Locate the string "cos²α" throughout the material and copy every line in which it occurs.
○ ○ ○ ○
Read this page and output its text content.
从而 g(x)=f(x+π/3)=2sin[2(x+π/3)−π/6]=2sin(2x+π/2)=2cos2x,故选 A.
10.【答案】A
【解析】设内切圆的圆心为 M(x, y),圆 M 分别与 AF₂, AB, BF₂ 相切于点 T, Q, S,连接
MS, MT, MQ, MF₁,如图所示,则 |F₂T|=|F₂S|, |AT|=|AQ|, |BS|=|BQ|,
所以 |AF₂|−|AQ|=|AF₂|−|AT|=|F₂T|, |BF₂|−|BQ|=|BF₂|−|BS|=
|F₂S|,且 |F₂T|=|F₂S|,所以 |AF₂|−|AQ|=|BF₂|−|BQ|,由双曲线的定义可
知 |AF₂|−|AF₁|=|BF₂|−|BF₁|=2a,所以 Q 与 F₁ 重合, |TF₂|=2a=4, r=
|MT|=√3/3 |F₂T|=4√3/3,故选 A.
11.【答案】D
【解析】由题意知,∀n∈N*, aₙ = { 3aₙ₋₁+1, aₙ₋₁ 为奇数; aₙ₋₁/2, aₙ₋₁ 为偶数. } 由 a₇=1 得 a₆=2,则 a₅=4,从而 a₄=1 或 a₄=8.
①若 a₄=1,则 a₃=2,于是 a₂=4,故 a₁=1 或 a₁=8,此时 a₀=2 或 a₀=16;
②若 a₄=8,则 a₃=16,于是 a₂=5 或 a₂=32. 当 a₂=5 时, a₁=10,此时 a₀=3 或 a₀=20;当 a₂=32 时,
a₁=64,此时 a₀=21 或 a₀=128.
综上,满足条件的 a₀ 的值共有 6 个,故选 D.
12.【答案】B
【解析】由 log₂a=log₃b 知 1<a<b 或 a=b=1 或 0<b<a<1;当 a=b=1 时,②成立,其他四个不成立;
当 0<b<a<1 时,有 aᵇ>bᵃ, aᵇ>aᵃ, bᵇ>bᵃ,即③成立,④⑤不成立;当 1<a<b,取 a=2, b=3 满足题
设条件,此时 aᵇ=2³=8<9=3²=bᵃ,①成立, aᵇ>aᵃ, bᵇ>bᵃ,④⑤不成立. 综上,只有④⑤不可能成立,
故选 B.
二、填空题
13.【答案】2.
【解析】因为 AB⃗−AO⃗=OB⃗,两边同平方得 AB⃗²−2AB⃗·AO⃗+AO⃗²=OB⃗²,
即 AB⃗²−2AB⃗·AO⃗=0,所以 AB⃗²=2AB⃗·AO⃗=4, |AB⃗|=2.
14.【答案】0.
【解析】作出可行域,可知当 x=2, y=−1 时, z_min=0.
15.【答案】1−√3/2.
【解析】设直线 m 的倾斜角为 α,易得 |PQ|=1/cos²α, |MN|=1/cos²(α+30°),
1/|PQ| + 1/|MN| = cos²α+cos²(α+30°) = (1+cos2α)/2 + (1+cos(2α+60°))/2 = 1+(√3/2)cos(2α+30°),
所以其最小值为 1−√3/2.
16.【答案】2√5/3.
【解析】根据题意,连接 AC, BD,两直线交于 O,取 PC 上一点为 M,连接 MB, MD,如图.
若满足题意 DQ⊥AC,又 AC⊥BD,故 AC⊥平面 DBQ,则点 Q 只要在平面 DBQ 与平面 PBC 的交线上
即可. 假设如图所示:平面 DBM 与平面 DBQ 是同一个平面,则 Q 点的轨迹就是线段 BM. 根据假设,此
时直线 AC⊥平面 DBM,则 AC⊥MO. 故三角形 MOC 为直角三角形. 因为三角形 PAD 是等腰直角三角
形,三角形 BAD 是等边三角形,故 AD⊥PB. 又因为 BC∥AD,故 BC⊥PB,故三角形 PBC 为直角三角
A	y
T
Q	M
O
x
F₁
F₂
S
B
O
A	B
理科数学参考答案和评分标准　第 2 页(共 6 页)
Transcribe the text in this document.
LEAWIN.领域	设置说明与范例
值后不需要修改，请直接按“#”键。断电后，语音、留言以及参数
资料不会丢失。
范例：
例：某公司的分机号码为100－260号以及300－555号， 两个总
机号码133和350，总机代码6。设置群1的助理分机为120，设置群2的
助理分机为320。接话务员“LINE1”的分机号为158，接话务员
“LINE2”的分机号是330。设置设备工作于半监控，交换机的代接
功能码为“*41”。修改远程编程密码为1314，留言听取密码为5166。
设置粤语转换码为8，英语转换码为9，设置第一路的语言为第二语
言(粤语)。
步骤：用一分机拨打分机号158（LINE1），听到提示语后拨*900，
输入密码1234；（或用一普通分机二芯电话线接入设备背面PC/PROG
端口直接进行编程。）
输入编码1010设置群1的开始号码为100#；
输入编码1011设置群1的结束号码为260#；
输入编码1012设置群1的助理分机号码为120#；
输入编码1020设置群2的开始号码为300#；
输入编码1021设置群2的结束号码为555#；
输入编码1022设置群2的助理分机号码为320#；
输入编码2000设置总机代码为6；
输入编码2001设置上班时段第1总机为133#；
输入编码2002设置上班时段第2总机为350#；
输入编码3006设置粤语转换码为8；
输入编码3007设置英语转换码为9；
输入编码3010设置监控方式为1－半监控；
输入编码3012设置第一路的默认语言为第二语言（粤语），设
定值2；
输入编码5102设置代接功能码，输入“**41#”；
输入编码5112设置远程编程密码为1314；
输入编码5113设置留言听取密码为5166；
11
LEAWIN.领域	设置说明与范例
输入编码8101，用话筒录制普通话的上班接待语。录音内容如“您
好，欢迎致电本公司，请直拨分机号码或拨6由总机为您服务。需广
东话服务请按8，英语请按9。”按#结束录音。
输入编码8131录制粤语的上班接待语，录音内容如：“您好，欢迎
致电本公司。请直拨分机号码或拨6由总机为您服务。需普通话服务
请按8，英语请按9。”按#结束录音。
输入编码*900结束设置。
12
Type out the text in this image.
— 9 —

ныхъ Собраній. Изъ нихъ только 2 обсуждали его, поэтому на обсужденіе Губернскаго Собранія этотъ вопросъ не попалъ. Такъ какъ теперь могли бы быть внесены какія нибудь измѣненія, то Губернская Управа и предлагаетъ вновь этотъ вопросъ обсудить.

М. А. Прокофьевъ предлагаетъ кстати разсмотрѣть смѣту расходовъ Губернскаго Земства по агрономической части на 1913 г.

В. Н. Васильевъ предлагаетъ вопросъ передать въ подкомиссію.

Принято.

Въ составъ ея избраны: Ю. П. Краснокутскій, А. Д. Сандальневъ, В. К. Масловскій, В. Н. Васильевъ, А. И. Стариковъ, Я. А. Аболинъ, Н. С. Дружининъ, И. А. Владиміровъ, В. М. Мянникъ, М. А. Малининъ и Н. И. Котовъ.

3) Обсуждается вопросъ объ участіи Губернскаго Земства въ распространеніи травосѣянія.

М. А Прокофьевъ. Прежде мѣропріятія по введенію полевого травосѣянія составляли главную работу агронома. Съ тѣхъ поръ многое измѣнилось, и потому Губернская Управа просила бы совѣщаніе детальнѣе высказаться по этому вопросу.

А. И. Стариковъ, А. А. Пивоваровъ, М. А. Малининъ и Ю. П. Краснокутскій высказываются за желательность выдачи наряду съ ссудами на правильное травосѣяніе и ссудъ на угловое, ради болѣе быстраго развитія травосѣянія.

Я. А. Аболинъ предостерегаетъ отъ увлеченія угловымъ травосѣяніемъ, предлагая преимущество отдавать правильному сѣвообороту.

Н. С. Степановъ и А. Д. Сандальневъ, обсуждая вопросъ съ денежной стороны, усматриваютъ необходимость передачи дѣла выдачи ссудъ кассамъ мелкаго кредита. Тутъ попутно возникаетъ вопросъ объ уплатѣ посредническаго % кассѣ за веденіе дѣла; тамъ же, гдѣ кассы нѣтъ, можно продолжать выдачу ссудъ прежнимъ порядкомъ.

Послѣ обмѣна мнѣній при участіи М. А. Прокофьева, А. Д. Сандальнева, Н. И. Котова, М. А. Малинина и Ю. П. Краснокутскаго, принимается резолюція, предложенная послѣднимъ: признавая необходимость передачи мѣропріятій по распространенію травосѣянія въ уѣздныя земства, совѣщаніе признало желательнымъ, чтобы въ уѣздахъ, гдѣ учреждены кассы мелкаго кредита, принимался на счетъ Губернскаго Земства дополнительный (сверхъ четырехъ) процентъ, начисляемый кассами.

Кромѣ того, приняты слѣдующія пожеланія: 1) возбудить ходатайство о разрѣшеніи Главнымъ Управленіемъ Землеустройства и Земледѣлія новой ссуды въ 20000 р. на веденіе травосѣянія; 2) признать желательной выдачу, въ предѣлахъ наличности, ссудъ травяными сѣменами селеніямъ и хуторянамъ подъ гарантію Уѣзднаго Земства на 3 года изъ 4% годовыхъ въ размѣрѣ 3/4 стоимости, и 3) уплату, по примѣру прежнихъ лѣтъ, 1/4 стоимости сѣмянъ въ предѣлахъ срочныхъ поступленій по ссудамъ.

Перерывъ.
○ ○ ○ ○
OUTPUT OF THE EXERCISE:
【解析】设直线 m 的倾斜角为 α,易得 |PQ|=1/cos²α, |MN|=1/cos²(α+30°),
1/|PQ| + 1/|MN| = cos²α+cos²(α+30°) = (1+cos2α)/2 + (1+cos(2α+60°))/2 = 1+(√3/2)cos(2α+30°),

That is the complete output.